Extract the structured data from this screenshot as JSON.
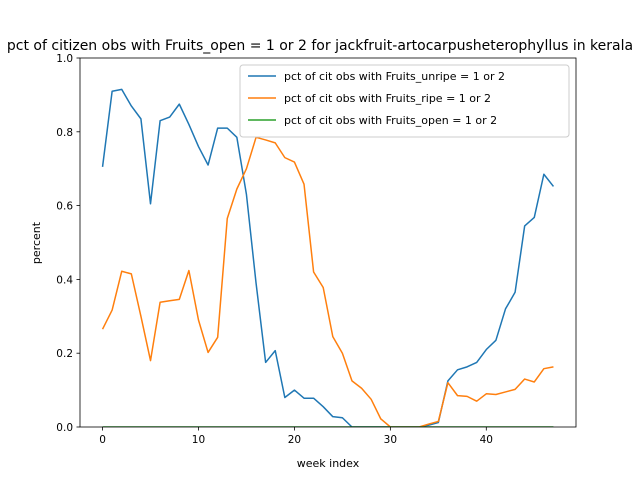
{
  "chart_data": {
    "type": "line",
    "title": "pct of citizen obs with Fruits_open = 1 or 2 for jackfruit-artocarpusheterophyllus in kerala",
    "xlabel": "week index",
    "ylabel": "percent",
    "xlim": [
      -2.35,
      49.35
    ],
    "ylim": [
      0,
      1.0
    ],
    "xticks": [
      0,
      10,
      20,
      30,
      40
    ],
    "yticks": [
      0.0,
      0.2,
      0.4,
      0.6,
      0.8,
      1.0
    ],
    "ytick_labels": [
      "0.0",
      "0.2",
      "0.4",
      "0.6",
      "0.8",
      "1.0"
    ],
    "grid": false,
    "legend_position": "top-right",
    "x": [
      0,
      1,
      2,
      3,
      4,
      5,
      6,
      7,
      8,
      9,
      10,
      11,
      12,
      13,
      14,
      15,
      16,
      17,
      18,
      19,
      20,
      21,
      22,
      23,
      24,
      25,
      26,
      27,
      28,
      29,
      30,
      31,
      32,
      33,
      34,
      35,
      36,
      37,
      38,
      39,
      40,
      41,
      42,
      43,
      44,
      45,
      46,
      47
    ],
    "series": [
      {
        "name": "pct of cit obs with Fruits_unripe = 1 or 2",
        "color": "#1f77b4",
        "values": [
          0.705,
          0.91,
          0.915,
          0.87,
          0.835,
          0.605,
          0.83,
          0.84,
          0.875,
          0.82,
          0.76,
          0.71,
          0.81,
          0.81,
          0.785,
          0.63,
          0.39,
          0.175,
          0.207,
          0.08,
          0.1,
          0.078,
          0.078,
          0.055,
          0.028,
          0.025,
          0.0,
          0.0,
          0.0,
          0.0,
          0.0,
          0.0,
          0.0,
          0.0,
          0.005,
          0.012,
          0.125,
          0.155,
          0.163,
          0.175,
          0.21,
          0.235,
          0.32,
          0.365,
          0.545,
          0.568,
          0.685,
          0.652
        ]
      },
      {
        "name": "pct of cit obs with Fruits_ripe = 1 or 2",
        "color": "#ff7f0e",
        "values": [
          0.265,
          0.317,
          0.422,
          0.415,
          0.3,
          0.18,
          0.338,
          0.342,
          0.346,
          0.424,
          0.29,
          0.202,
          0.243,
          0.565,
          0.645,
          0.7,
          0.785,
          0.778,
          0.77,
          0.73,
          0.718,
          0.658,
          0.42,
          0.378,
          0.245,
          0.2,
          0.125,
          0.105,
          0.075,
          0.022,
          0.0,
          0.0,
          0.0,
          0.0,
          0.008,
          0.015,
          0.12,
          0.085,
          0.083,
          0.07,
          0.09,
          0.088,
          0.095,
          0.102,
          0.13,
          0.122,
          0.158,
          0.163
        ]
      },
      {
        "name": "pct of cit obs with Fruits_open = 1 or 2",
        "color": "#2ca02c",
        "values": [
          0,
          0,
          0,
          0,
          0,
          0,
          0,
          0,
          0,
          0,
          0,
          0,
          0,
          0,
          0,
          0,
          0,
          0,
          0,
          0,
          0,
          0,
          0,
          0,
          0,
          0,
          0,
          0,
          0,
          0,
          0,
          0,
          0,
          0,
          0,
          0,
          0,
          0,
          0,
          0,
          0,
          0,
          0,
          0,
          0,
          0,
          0,
          0
        ]
      }
    ]
  }
}
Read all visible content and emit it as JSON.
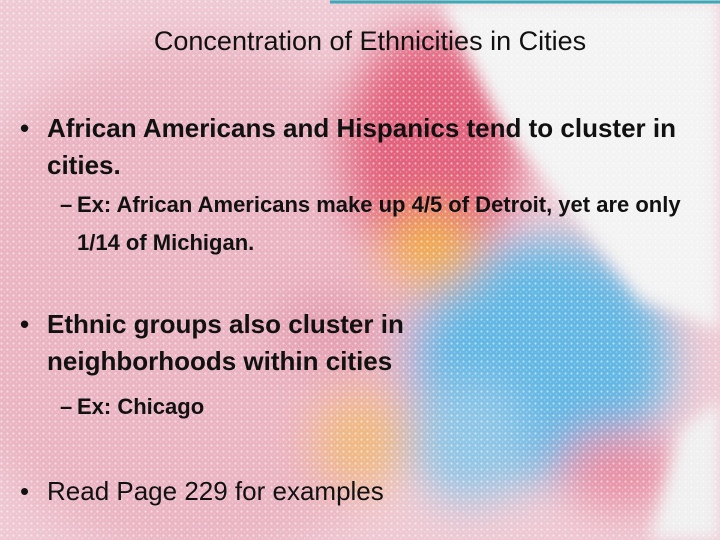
{
  "slide": {
    "title": "Concentration of Ethnicities in Cities",
    "bullets": [
      {
        "text": "African Americans and Hispanics tend to cluster in cities.",
        "sub": [
          "Ex: African Americans make up 4/5 of Detroit, yet are only 1/14 of Michigan."
        ]
      },
      {
        "text": "Ethnic groups also cluster in neighborhoods within cities",
        "sub": [
          "Ex: Chicago"
        ]
      },
      {
        "text": "Read Page 229 for examples",
        "sub": []
      }
    ]
  }
}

▸ REQUIRED TASK
Gather and return every line that holds the string "title".

▸ REPLY TO THE EXERCISE
    "title": "pct of citizen obs with Fruits_open = 1 or 2 for jackfruit-artocarpusheterophyllus in kerala",
    "title": "Concentration of Ethnicities in Cities",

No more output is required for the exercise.